Please rewrite all the records below as a numbered list, dropping any blank lines and leaving out the pictures.

━━━ Exercise input ━━━

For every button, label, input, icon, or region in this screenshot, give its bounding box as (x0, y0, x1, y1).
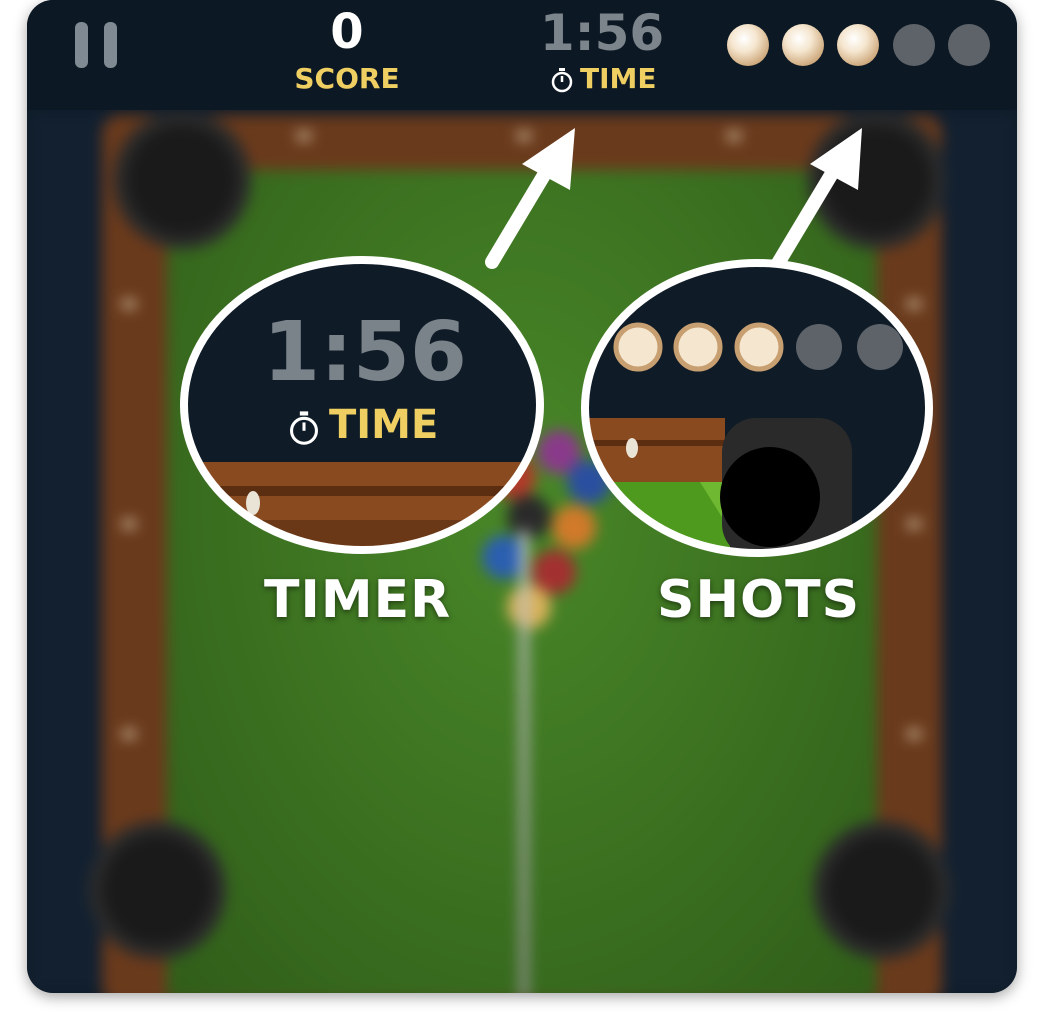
timer-callout-label: TIMER (264, 570, 452, 630)
shots-callout-label: SHOTS (657, 570, 861, 630)
arrow-to-shots (770, 128, 862, 272)
magnified-time-value: 1:56 (263, 305, 467, 400)
magnified-time-label: TIME (329, 402, 439, 448)
shots-magnifier (581, 259, 933, 557)
arrow-to-timer (485, 128, 575, 269)
tutorial-callouts (180, 128, 933, 557)
magnified-time-label-group: TIME (287, 402, 487, 448)
stopwatch-icon (290, 411, 318, 445)
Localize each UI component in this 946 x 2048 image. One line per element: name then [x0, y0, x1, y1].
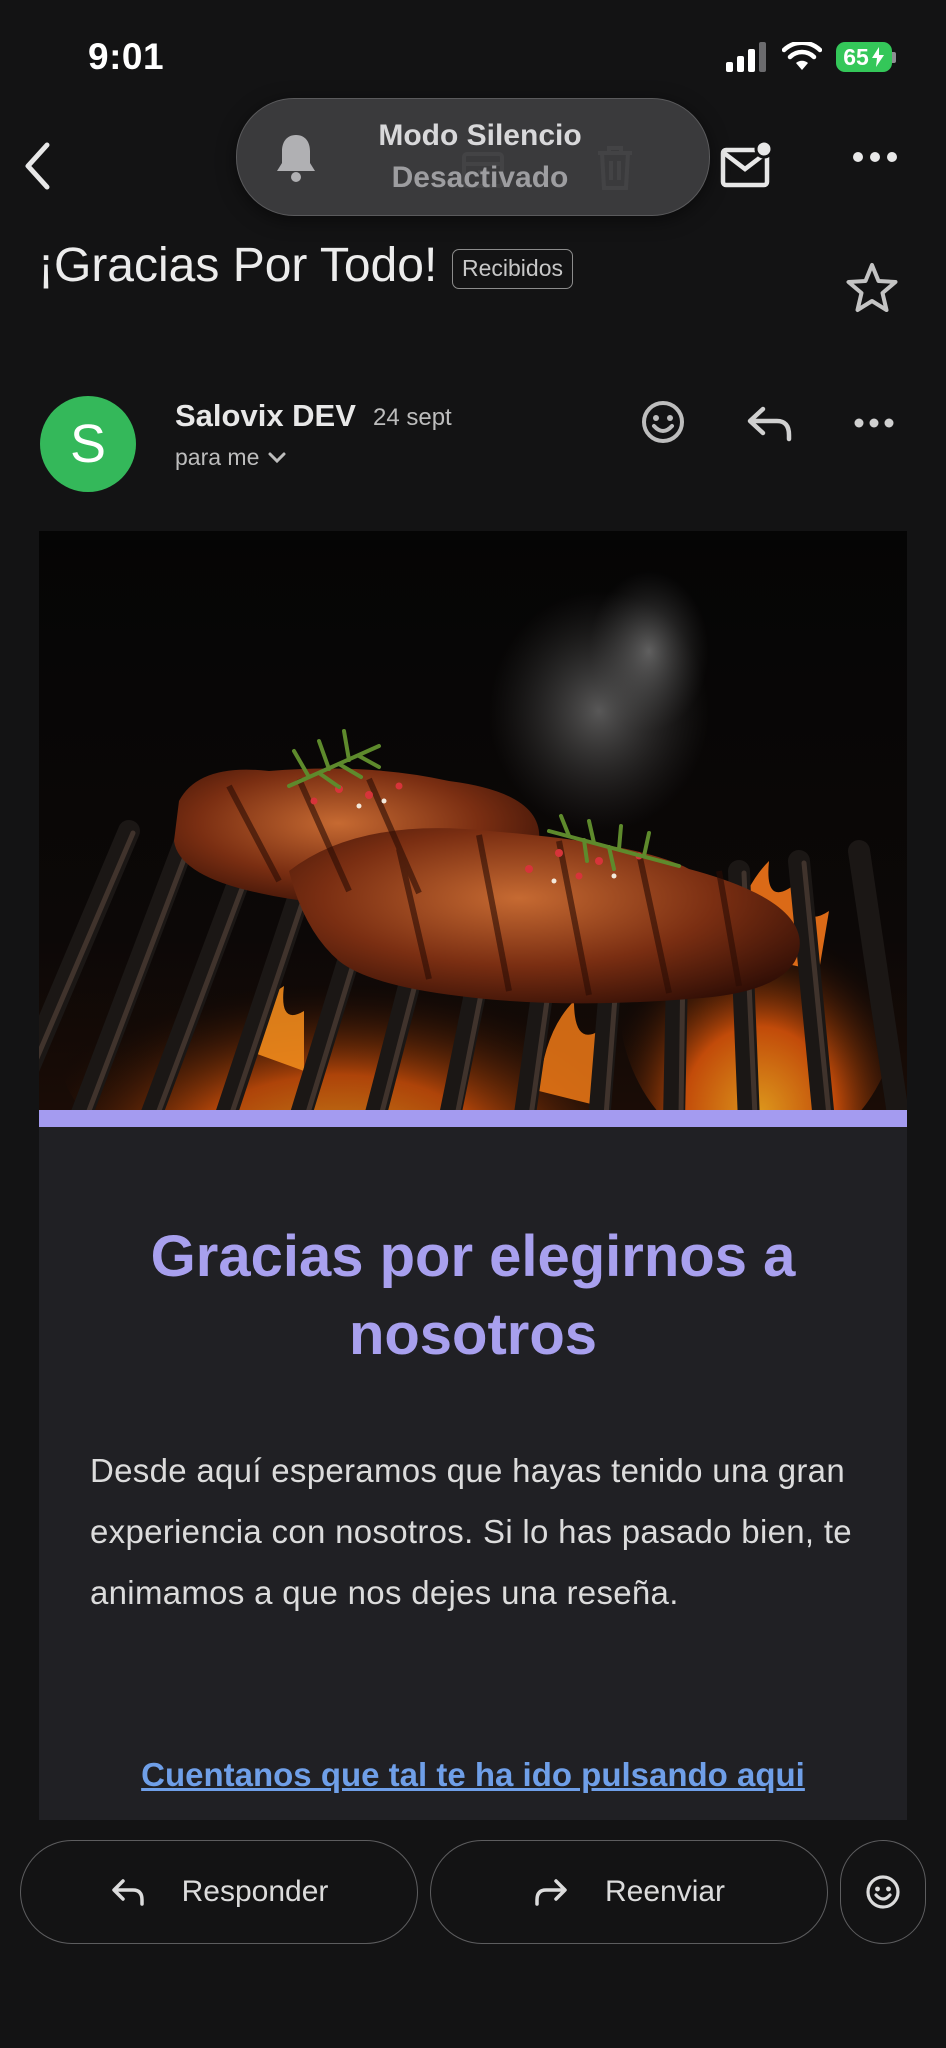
more-horizontal-icon — [853, 152, 897, 162]
sender-name[interactable]: Salovix DEV — [175, 398, 356, 434]
more-horizontal-icon — [854, 418, 894, 428]
emoji-icon — [642, 401, 684, 443]
forward-pill-button[interactable]: Reenviar — [430, 1840, 828, 1944]
status-icons: 65 — [724, 42, 896, 72]
mail-unread-icon — [720, 140, 774, 188]
email-subject: ¡Gracias Por Todo! — [38, 239, 438, 292]
react-pill-button[interactable] — [840, 1840, 926, 1944]
recipients-toggle[interactable]: para me — [175, 444, 287, 471]
chevron-down-icon — [268, 452, 286, 463]
inbox-label-badge[interactable]: Recibidos — [452, 249, 573, 289]
reply-button[interactable] — [745, 403, 795, 443]
toast-title: Modo Silencio — [378, 119, 582, 152]
reply-label: Responder — [181, 1875, 329, 1908]
charging-bolt-icon — [871, 47, 884, 67]
forward-icon — [535, 1879, 567, 1906]
reply-pill-button[interactable]: Responder — [20, 1840, 418, 1944]
emoji-icon — [866, 1875, 900, 1909]
reply-icon — [747, 406, 792, 442]
back-arrow-icon — [25, 142, 50, 190]
star-icon — [846, 263, 898, 312]
battery-level: 65 — [843, 43, 869, 70]
email-paragraph: Desde aquí esperamos que hayas tenido un… — [90, 1452, 852, 1611]
accent-bar — [39, 1110, 907, 1127]
email-headline: Gracias por elegirnos a nosotros — [150, 1224, 796, 1367]
reply-icon — [111, 1879, 144, 1906]
message-more-button[interactable] — [853, 417, 895, 429]
forward-label: Reenviar — [604, 1875, 726, 1908]
more-options-button[interactable] — [852, 150, 898, 164]
review-link[interactable]: Cuentanos que tal te ha ido pulsando aqu… — [39, 1756, 907, 1794]
add-reaction-button[interactable] — [640, 399, 686, 445]
mark-unread-button[interactable] — [720, 140, 774, 190]
email-date: 24 sept — [373, 404, 452, 431]
wifi-icon — [782, 42, 822, 70]
email-hero-image — [39, 531, 907, 1110]
status-time: 9:01 — [88, 36, 165, 77]
silent-mode-toast: Modo Silencio Desactivado — [236, 98, 710, 216]
signal-icon — [726, 42, 766, 72]
back-button[interactable] — [14, 138, 60, 194]
star-button[interactable] — [845, 262, 899, 314]
toast-subtitle: Desactivado — [391, 161, 569, 194]
battery-indicator: 65 — [836, 42, 896, 72]
sender-avatar[interactable]: S — [40, 396, 136, 492]
recipients-label: para me — [175, 444, 260, 470]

━━━

## Output for this task
1. For every button, label, input, icon, or region in this screenshot, give its bounding box as (x0, y0, x1, y1).
2. timer-callout-label: TIMER (264, 570, 452, 630)
3. shots-callout-label: SHOTS (657, 570, 861, 630)
4. arrow-to-shots (770, 128, 862, 272)
5. magnified-time-value: 1:56 (263, 305, 467, 400)
6. magnified-time-label: TIME (329, 402, 439, 448)
7. shots-magnifier (581, 259, 933, 557)
8. arrow-to-timer (485, 128, 575, 269)
9. tutorial-callouts (180, 128, 933, 557)
10. magnified-time-label-group: TIME (287, 402, 487, 448)
11. stopwatch-icon (290, 411, 318, 445)
12. Localize each UI component in this 946 x 2048 image. One line per element: name then [x0, y0, x1, y1].
13. more-horizontal-icon — [853, 152, 897, 162]
14. sender-name[interactable]: Salovix DEV — [175, 398, 356, 434]
15. more-horizontal-icon — [854, 418, 894, 428]
16. emoji-icon — [642, 401, 684, 443]
17. forward-pill-button[interactable]: Reenviar — [430, 1840, 828, 1944]
18. status-icons: 65 — [724, 42, 896, 72]
19. mail-unread-icon — [720, 140, 774, 188]
20. email-subject: ¡Gracias Por Todo! — [38, 239, 438, 292]
21. react-pill-button[interactable] — [840, 1840, 926, 1944]
22. recipients-toggle[interactable]: para me — [175, 444, 287, 471]
23. chevron-down-icon — [268, 452, 286, 463]
24. inbox-label-badge[interactable]: Recibidos — [452, 249, 573, 289]
25. reply-button[interactable] — [745, 403, 795, 443]
26. toast-title: Modo Silencio — [378, 119, 582, 152]
27. reply-label: Responder — [181, 1875, 329, 1908]
28. charging-bolt-icon — [871, 47, 884, 67]
29. forward-icon — [535, 1879, 567, 1906]
30. reply-pill-button[interactable]: Responder — [20, 1840, 418, 1944]
31. emoji-icon — [866, 1875, 900, 1909]
32. reply-icon — [747, 406, 792, 442]
33. back-arrow-icon — [25, 142, 50, 190]
34. star-icon — [846, 263, 898, 312]
35. battery-level: 65 — [843, 43, 869, 70]
36. email-paragraph: Desde aquí esperamos que hayas tenido un… — [90, 1452, 852, 1611]
37. accent-bar — [39, 1110, 907, 1127]
38. email-headline: Gracias por elegirnos a nosotros — [150, 1224, 796, 1367]
39. reply-icon — [111, 1879, 144, 1906]
40. message-more-button[interactable] — [853, 417, 895, 429]
41. forward-label: Reenviar — [604, 1875, 726, 1908]
42. more-options-button[interactable] — [852, 150, 898, 164]
43. review-link[interactable]: Cuentanos que tal te ha ido pulsando aqu… — [39, 1756, 907, 1794]
44. add-reaction-button[interactable] — [640, 399, 686, 445]
45. mark-unread-button[interactable] — [720, 140, 774, 190]
46. email-date: 24 sept — [373, 404, 452, 431]
47. wifi-icon — [782, 42, 822, 70]
48. email-hero-image — [39, 531, 907, 1110]
49. status-time: 9:01 — [88, 36, 165, 77]
50. silent-mode-toast: Modo Silencio Desactivado — [236, 98, 710, 216]
51. signal-icon — [726, 42, 766, 72]
52. back-button[interactable] — [14, 138, 60, 194]
53. star-button[interactable] — [845, 262, 899, 314]
54. toast-subtitle: Desactivado — [391, 161, 569, 194]
55. battery-indicator: 65 — [836, 42, 896, 72]
56. sender-avatar[interactable]: S — [40, 396, 136, 492]
57. recipients-label: para me — [175, 444, 260, 470]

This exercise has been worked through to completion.